Selection
In [1]:
import numpy, scipy, matplotlib.pyplot as plt, sklearn, librosa, mir_eval, IPython.display, urllib
plt.rcParams['figure.figsize'] = (14, 4)

K-Means Clustering

Sometimes, an unsupervised learning technique is preferred. Perhaps you do not have access to adequate training data, or perhaps the training data's labels are not completely clear. Maybe you just want to quickly sort real-world, unseen, data into groups based on its feature similarity.

In such cases, clustering is a great option!

Download an audio file:

In [2]:
filename = '125_bounce.wav'
urllib.urlretrieve('http://audio.musicinformationretrieval.com/' + filename,
                   filename=filename)
Out[2]:
('125_bounce.wav', <httplib.HTTPMessage instance at 0x1138a6c20>)

Play the audio file:

In [3]:
IPython.display.Audio(filename)
Out[3]:

Load the audio file into an array.

In [4]:
x, fs = librosa.load(filename)
print fs
22050

Plot audio signal:

In [5]:
librosa.display.waveplot(x, fs)
Out[5]:
<matplotlib.collections.PolyCollection at 0x115623690>

Onset Detection

Detect onsets:

In [6]:
onset_frames = librosa.onset.onset_detect(x, sr=fs, delta=0.04, wait=4)

Given problem
From the K-means clustering tutorial above, extract everything from "Sometimes, an unsupervised" down to "a great option!" verbatim.

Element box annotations

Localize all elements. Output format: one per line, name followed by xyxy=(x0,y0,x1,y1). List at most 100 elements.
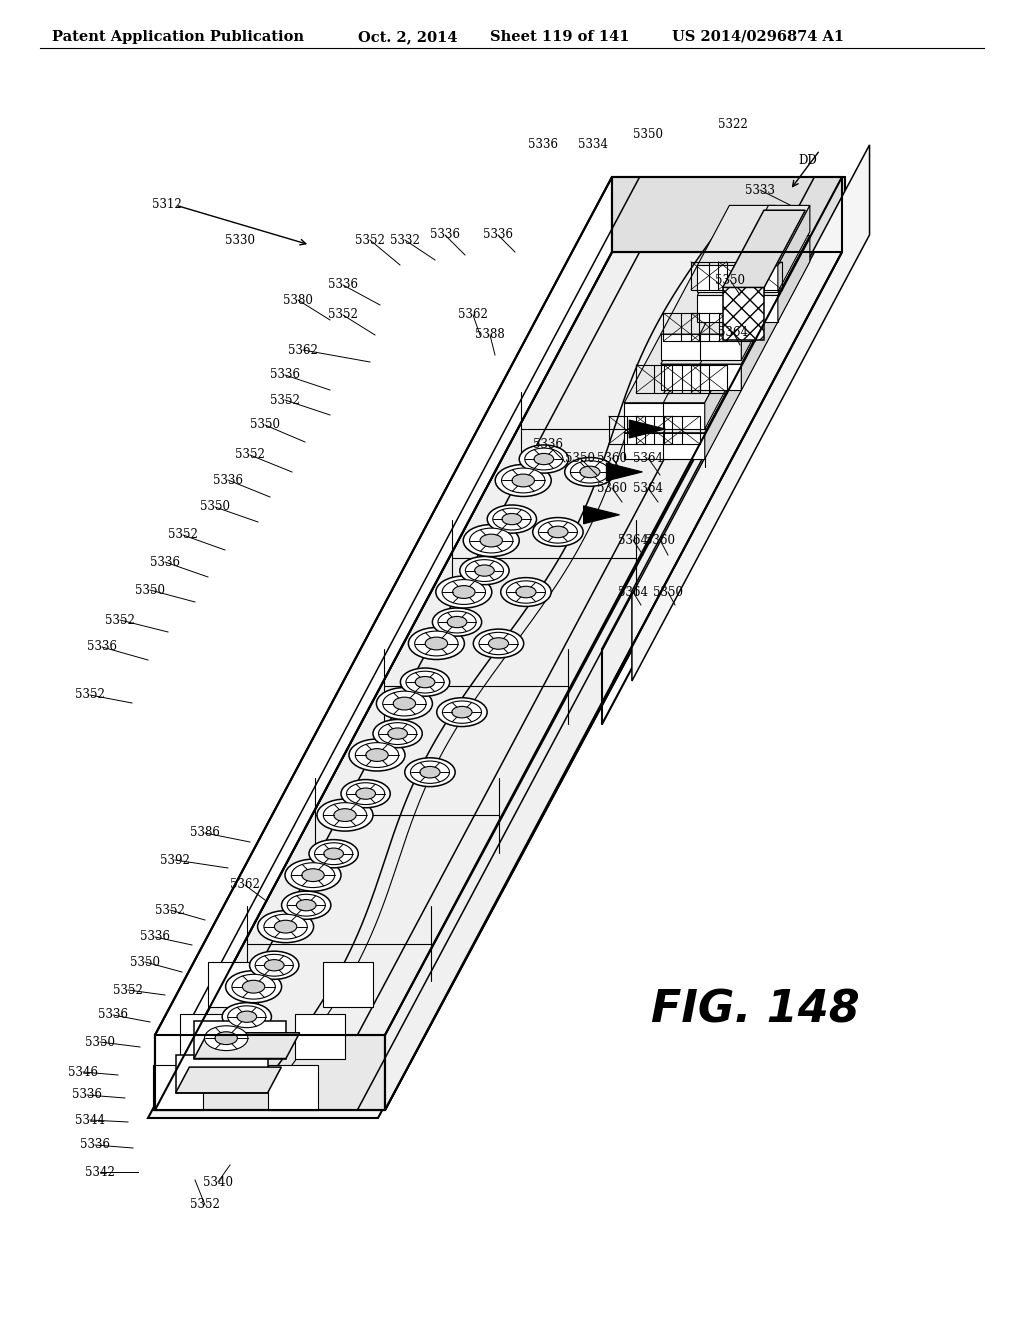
Ellipse shape xyxy=(442,701,481,723)
Polygon shape xyxy=(176,1067,282,1093)
Text: 5352: 5352 xyxy=(113,983,143,997)
Polygon shape xyxy=(664,364,741,433)
Text: 5352: 5352 xyxy=(236,449,265,462)
Ellipse shape xyxy=(512,474,535,487)
Ellipse shape xyxy=(479,632,518,655)
Polygon shape xyxy=(700,334,741,360)
Polygon shape xyxy=(736,206,810,265)
Text: DD: DD xyxy=(799,153,817,166)
Ellipse shape xyxy=(493,508,531,531)
Text: 5364: 5364 xyxy=(718,326,748,338)
Ellipse shape xyxy=(388,727,408,739)
Text: 5360: 5360 xyxy=(597,482,627,495)
Polygon shape xyxy=(743,235,775,322)
Polygon shape xyxy=(295,1014,345,1059)
Ellipse shape xyxy=(411,762,450,783)
Ellipse shape xyxy=(379,722,417,744)
Polygon shape xyxy=(155,177,612,1110)
Ellipse shape xyxy=(317,799,373,832)
Text: 5336: 5336 xyxy=(270,368,300,381)
Text: 5364: 5364 xyxy=(633,451,663,465)
Ellipse shape xyxy=(532,517,583,546)
Polygon shape xyxy=(194,1022,286,1059)
Polygon shape xyxy=(705,334,741,429)
Text: 5352: 5352 xyxy=(355,234,385,247)
Polygon shape xyxy=(741,265,778,360)
Text: 5312: 5312 xyxy=(153,198,182,211)
Polygon shape xyxy=(385,177,845,1110)
Polygon shape xyxy=(268,1065,318,1110)
Text: 5362: 5362 xyxy=(230,879,260,891)
Ellipse shape xyxy=(355,743,398,767)
Ellipse shape xyxy=(534,453,554,465)
Ellipse shape xyxy=(282,891,331,919)
Ellipse shape xyxy=(393,697,416,710)
Ellipse shape xyxy=(480,535,503,546)
Polygon shape xyxy=(707,296,743,391)
Ellipse shape xyxy=(474,565,495,577)
Ellipse shape xyxy=(314,842,352,865)
Text: 5352: 5352 xyxy=(168,528,198,541)
Text: 5336: 5336 xyxy=(328,279,358,292)
Polygon shape xyxy=(153,1065,203,1110)
Ellipse shape xyxy=(452,706,472,718)
Ellipse shape xyxy=(296,899,316,911)
Polygon shape xyxy=(723,210,805,288)
Polygon shape xyxy=(664,403,705,429)
Ellipse shape xyxy=(334,809,356,821)
Ellipse shape xyxy=(349,739,404,771)
Text: 5350: 5350 xyxy=(633,128,663,141)
Ellipse shape xyxy=(309,840,358,867)
Text: 5342: 5342 xyxy=(85,1166,115,1179)
Ellipse shape xyxy=(502,513,521,525)
Polygon shape xyxy=(723,288,764,341)
Text: Sheet 119 of 141: Sheet 119 of 141 xyxy=(490,30,630,44)
Text: 5332: 5332 xyxy=(390,234,420,247)
Ellipse shape xyxy=(324,803,367,828)
Polygon shape xyxy=(155,1035,385,1110)
Text: 5350: 5350 xyxy=(250,418,280,432)
Polygon shape xyxy=(625,403,671,429)
Ellipse shape xyxy=(237,1011,257,1023)
Ellipse shape xyxy=(442,579,485,605)
Text: 5346: 5346 xyxy=(68,1065,98,1078)
Text: 5336: 5336 xyxy=(430,228,460,242)
Ellipse shape xyxy=(264,915,307,939)
Text: 5336: 5336 xyxy=(87,640,117,653)
Polygon shape xyxy=(736,235,810,296)
Ellipse shape xyxy=(231,974,275,999)
Ellipse shape xyxy=(507,581,546,603)
Text: 5336: 5336 xyxy=(483,228,513,242)
Text: 5336: 5336 xyxy=(140,931,170,944)
Text: 5333: 5333 xyxy=(745,183,775,197)
Text: 5334: 5334 xyxy=(578,139,608,152)
Ellipse shape xyxy=(302,869,325,882)
Polygon shape xyxy=(743,206,775,292)
Ellipse shape xyxy=(473,630,523,657)
Ellipse shape xyxy=(366,748,388,762)
Polygon shape xyxy=(671,334,707,429)
Ellipse shape xyxy=(285,859,341,891)
Ellipse shape xyxy=(463,524,519,557)
Ellipse shape xyxy=(539,521,578,543)
Polygon shape xyxy=(625,433,671,459)
Text: 5352: 5352 xyxy=(270,393,300,407)
Polygon shape xyxy=(625,334,707,403)
Ellipse shape xyxy=(580,466,600,478)
Ellipse shape xyxy=(438,611,476,634)
Polygon shape xyxy=(697,235,775,296)
Ellipse shape xyxy=(501,578,551,606)
Ellipse shape xyxy=(291,863,335,887)
Text: 5362: 5362 xyxy=(458,309,488,322)
Ellipse shape xyxy=(447,616,467,628)
Text: 5364: 5364 xyxy=(633,482,663,495)
Ellipse shape xyxy=(199,1022,254,1055)
Polygon shape xyxy=(778,235,810,322)
Polygon shape xyxy=(697,206,775,265)
Polygon shape xyxy=(208,962,258,1007)
Ellipse shape xyxy=(425,638,447,649)
Polygon shape xyxy=(741,296,778,391)
Polygon shape xyxy=(660,334,707,360)
Text: US 2014/0296874 A1: US 2014/0296874 A1 xyxy=(672,30,844,44)
Ellipse shape xyxy=(437,698,487,726)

Problem solution
Sometimes, an unsupervised learning technique is preferred. Perhaps you do not have access to adequate training data, or perhaps the training data's labels are not completely clear. Maybe you just want to quickly sort real-world, unseen, data into groups based on its feature similarity.

In such cases, clustering is a great option!